Nenne alle Titel, die im Ausgangstext in Anführungszeichen stehen.

Ausgangstext »

_ _ _ _ _

4. D. J. Franzen - Der Nomade

Klassische Horrorgeschichte die mich anfangs an den dritten Teil von „Resident Evil“ erinnerte, dann an „Alien“. Hervorragend geschrieben, Horror kam bei mir an. Ich kann gar nicht mehr sagen, ich fand sie klasse! Sehr bildreich lief die Handlung in meinem Kopf von Anfang an rund. Was vielleicht nicht immer von Vorteil war.



5. Jana Oltersdorff - Das Schlafende Schloss

Once there was a really spooky fairy tale ...

Eine der besten Geschichten neben „Die Gartenpforte“, die ich von der Autorin kenne. Ihre kleine Gruselmärchen-Obsession kennen wir ja nun schon, aber diesmal hat sie sich selbst übertroffen! Scheinbar kinderleicht verknüpft sie den Horror mit dem Märchen, altbekanntes mit Neuem und erzeugt so eine ganz eigene Atmosphäre, die die Geschichte durchweg innehat. Eine Horrorgeschichte auf hohem Niveau! Denkt man am Anfang noch, dass eine neue Gruselmärchen-Interpretation kommt, irrt man sich gewaltig!

_ _ _ _ _

Zeilen »
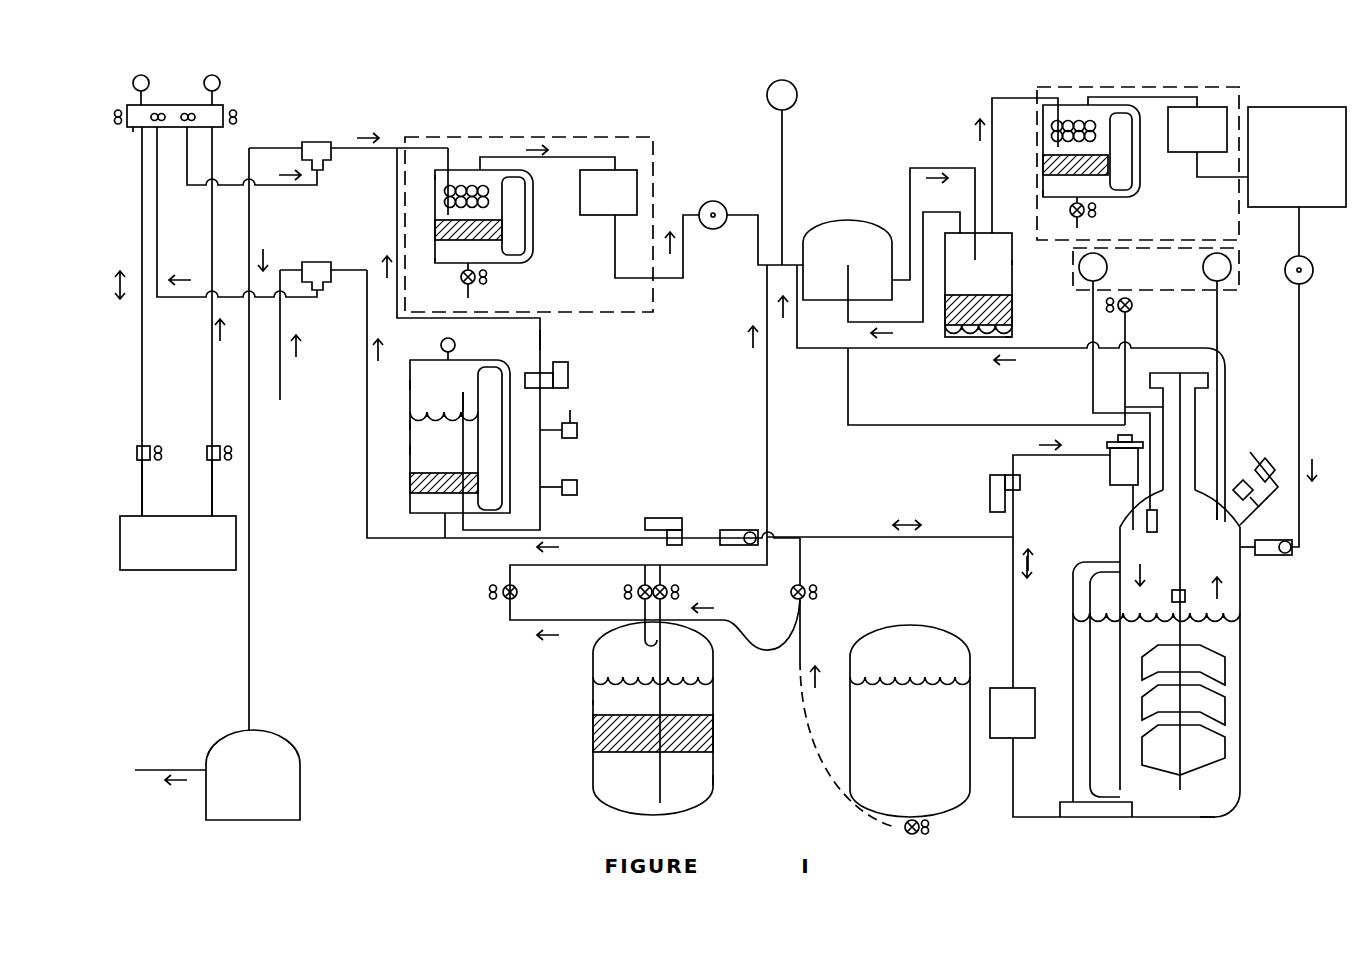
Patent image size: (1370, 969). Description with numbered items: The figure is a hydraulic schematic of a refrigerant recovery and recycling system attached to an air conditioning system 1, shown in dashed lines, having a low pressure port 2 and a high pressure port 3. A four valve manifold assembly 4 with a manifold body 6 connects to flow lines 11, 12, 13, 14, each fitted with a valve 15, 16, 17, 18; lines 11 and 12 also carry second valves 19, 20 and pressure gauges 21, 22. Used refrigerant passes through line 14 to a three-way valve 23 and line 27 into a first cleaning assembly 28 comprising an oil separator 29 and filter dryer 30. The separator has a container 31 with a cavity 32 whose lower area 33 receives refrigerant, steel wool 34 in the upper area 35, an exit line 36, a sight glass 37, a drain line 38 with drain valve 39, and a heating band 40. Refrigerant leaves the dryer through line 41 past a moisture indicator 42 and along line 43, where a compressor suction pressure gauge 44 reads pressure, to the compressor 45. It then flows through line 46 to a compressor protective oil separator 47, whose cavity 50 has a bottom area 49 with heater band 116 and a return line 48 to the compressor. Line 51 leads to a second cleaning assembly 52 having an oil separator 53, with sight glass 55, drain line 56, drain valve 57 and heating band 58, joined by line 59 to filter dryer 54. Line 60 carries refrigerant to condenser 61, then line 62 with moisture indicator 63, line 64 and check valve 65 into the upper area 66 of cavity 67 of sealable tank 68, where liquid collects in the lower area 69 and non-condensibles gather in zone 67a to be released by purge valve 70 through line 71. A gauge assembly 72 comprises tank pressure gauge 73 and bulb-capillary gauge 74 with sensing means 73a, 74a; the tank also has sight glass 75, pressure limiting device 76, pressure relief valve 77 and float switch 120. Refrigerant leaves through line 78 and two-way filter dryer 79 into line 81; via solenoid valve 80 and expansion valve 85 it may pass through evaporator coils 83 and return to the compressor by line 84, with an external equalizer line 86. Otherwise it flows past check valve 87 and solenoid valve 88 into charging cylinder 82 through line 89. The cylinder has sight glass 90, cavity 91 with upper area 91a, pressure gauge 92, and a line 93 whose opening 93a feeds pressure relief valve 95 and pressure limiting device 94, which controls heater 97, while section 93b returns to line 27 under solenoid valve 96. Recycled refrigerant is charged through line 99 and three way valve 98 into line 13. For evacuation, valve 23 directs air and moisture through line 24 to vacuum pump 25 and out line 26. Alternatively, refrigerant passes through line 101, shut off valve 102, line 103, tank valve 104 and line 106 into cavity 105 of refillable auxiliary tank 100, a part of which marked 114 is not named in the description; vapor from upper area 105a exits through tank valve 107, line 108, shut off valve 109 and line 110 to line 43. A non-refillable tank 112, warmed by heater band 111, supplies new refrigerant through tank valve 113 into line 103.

The air conditioning system 1 is at (185, 572).
The low pressure port 2 is at (138, 512).
The high pressure port 3 is at (210, 512).
The four valve manifold assembly 4 is at (128, 108).
The manifold body 6 is at (135, 130).
The refrigerant flow line 11 is at (138, 335).
The refrigerant flow line 12 is at (208, 335).
The refrigerant flow line 13 is at (300, 300).
The refrigerant flow line 14 is at (300, 190).
The valve 15 is at (115, 124).
The valve 16 is at (238, 117).
The valve 17 is at (160, 110).
The valve 18 is at (190, 110).
The second valve 19 is at (150, 445).
The second valve 20 is at (228, 445).
The pressure gauge 21 is at (134, 77).
The pressure gauge 22 is at (219, 77).
The three-way valve 23 is at (313, 140).
The line 24 is at (252, 668).
The vacuum pump 25 is at (300, 764).
The line 26 is at (188, 768).
The line 27 is at (372, 150).
The first cleaning assembly 28 is at (570, 135).
The oil separator 29 is at (450, 168).
The filter dryer 30 is at (637, 185).
The hollow container 31 is at (440, 172).
The cavity 32 is at (484, 216).
The lower area 33 is at (445, 265).
The steel wool 34 is at (470, 185).
The upper area 35 is at (490, 175).
The line 36 is at (580, 155).
The sight glass 37 is at (527, 210).
The line 38 is at (477, 270).
The drain valve 39 is at (487, 283).
The heating band 40 is at (436, 228).
The line 41 is at (683, 272).
The moisture indicator 42 is at (710, 201).
The line 43 is at (758, 247).
The compressor suction pressure gauge 44 is at (767, 82).
The compressor 45 is at (855, 220).
The line 46 is at (950, 165).
The compressor protective oil separator 47 is at (1013, 258).
The return line 48 is at (848, 318).
The bottom area 49 is at (1012, 332).
The cavity 50 is at (978, 285).
The line 51 is at (988, 97).
The second cleaning assembly 52 is at (1128, 88).
The oil separator 53 is at (1050, 122).
The filter dryer 54 is at (1227, 110).
The sight glass 55 is at (1140, 182).
The drain line 56 is at (1075, 200).
The drain valve 57 is at (1097, 211).
The heating band 58 is at (1050, 165).
The line 59 is at (1200, 95).
The line 60 is at (1222, 180).
The condenser 61 is at (1335, 106).
The line 62 is at (1302, 240).
The moisture indicator 63 is at (1311, 278).
The line 64 is at (1300, 422).
The check valve 65 is at (1283, 563).
The upper area 66 is at (1242, 598).
The cavity 67 is at (1201, 581).
The less turbulent zone 67a is at (1185, 380).
The sealable tank 68 is at (1242, 670).
The lower area 69 is at (1228, 805).
The purge valve 70 is at (1133, 307).
The line 71 is at (1128, 335).
The gauge assembly 72 is at (1240, 260).
The tank pressure gauge 73 is at (1228, 281).
The sensing means 73a is at (1217, 510).
The tank bulb-capillary gauge 74 is at (1082, 278).
The sensing means 74a is at (1157, 525).
The sight glass 75 is at (1073, 637).
The pressure limiting device 76 is at (1235, 485).
The pressure relief valve 77 is at (1278, 468).
The line 78 is at (1013, 772).
The two-way filter dryer 79 is at (1012, 688).
The solenoid valve 80 is at (1020, 485).
The line 81 is at (1012, 582).
The charging cylinder 82 is at (410, 412).
The evaporator coils 83 is at (1220, 655).
The line 84 is at (965, 350).
The expansion valve 85 is at (1110, 468).
The external equalizer line 86 is at (850, 393).
The check valve 87 is at (745, 528).
The solenoid valve 88 is at (675, 516).
The line 89 is at (443, 525).
The sight glass 90 is at (518, 370).
The cavity 91 is at (429, 450).
The upper area 91a is at (435, 375).
The pressure gauge 92 is at (440, 340).
The line 93 is at (542, 518).
The end 93a is at (444, 405).
The section 93b is at (541, 345).
The pressure limiting device 94 is at (572, 492).
The pressure relief valve 95 is at (572, 440).
The solenoid valve 96 is at (570, 370).
The heater 97 is at (412, 483).
The three way valve 98 is at (315, 260).
The line 99 is at (366, 426).
The refillable auxiliary tank 100 is at (592, 670).
The line 101 is at (803, 560).
The shut off valve 102 is at (818, 594).
The line 103 is at (778, 645).
The tank valve 104 is at (682, 592).
The cavity 105 is at (619, 697).
The upper area 105a is at (653, 665).
The line 106 is at (658, 773).
The second tank valve 107 is at (622, 594).
The line 108 is at (655, 643).
The shut off valve 109 is at (495, 600).
The line 110 is at (765, 445).
The heater band 111 is at (600, 732).
The non-refillable auxiliary tank 112 is at (920, 628).
The tank valve 113 is at (930, 825).
The tank wall 114 is at (715, 775).
The heater band 116 is at (1012, 310).
The float switch 120 is at (1175, 588).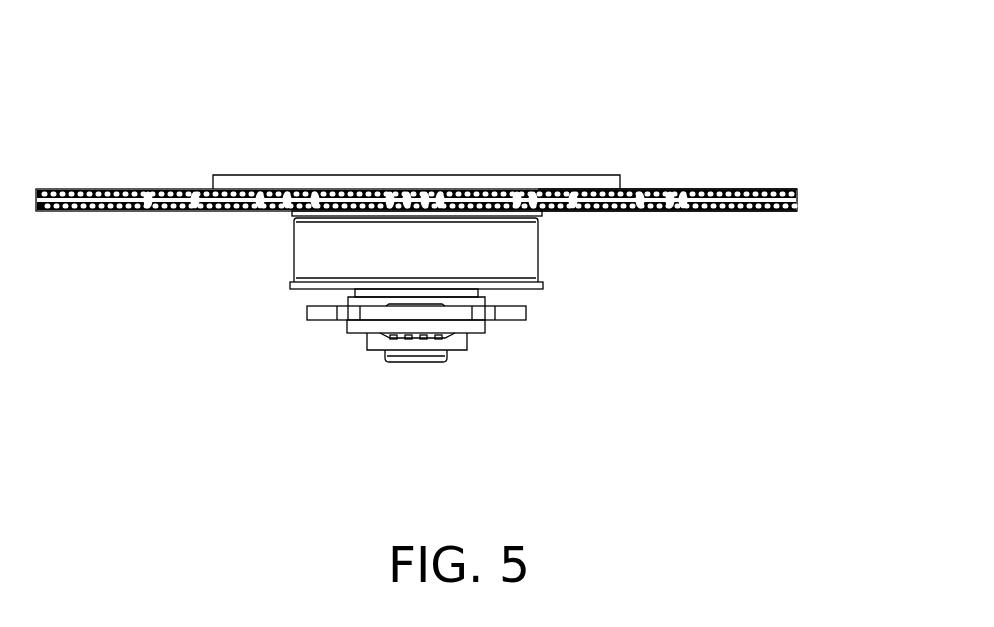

_ _ _ _ _

Fertige Lösung »
- Resident Evil
- Alien
- Die Gartenpforte